• [OBJECTIVE]: Report the count of lines below in which the string "name" occurs; include nothing else.
MATERIALS PROVIDED start
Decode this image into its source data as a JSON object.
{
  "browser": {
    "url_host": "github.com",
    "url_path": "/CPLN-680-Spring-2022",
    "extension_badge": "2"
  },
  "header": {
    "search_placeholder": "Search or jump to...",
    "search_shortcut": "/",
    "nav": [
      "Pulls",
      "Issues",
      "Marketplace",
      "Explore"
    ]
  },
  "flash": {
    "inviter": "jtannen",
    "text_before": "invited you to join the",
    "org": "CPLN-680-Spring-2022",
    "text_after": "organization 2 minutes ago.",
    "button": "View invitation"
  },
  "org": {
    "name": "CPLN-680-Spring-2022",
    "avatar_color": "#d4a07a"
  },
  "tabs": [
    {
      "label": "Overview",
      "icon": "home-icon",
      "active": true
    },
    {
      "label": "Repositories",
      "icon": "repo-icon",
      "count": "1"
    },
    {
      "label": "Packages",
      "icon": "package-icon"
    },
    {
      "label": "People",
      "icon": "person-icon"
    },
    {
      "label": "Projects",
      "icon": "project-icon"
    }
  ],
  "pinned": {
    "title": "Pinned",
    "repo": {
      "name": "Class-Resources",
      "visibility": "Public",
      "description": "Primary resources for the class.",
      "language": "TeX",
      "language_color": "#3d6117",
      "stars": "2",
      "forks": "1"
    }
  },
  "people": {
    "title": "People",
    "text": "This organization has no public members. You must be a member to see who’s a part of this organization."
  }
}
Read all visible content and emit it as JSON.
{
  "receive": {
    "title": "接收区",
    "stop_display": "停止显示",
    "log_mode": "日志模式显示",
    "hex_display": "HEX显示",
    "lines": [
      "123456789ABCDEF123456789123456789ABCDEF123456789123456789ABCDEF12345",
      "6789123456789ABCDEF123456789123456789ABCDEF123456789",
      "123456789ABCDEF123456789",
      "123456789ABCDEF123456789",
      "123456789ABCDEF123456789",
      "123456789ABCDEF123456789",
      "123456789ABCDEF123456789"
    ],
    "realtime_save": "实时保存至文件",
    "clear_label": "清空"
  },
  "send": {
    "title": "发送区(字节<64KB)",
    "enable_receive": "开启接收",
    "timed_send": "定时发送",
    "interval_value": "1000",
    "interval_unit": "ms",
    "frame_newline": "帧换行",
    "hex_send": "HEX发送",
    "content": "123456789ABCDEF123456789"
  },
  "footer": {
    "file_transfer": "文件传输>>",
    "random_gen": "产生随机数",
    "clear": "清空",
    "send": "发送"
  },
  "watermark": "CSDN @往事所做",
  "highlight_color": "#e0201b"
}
MATERIALS PROVIDED end
• [ANSWER TO THE TASK]: 2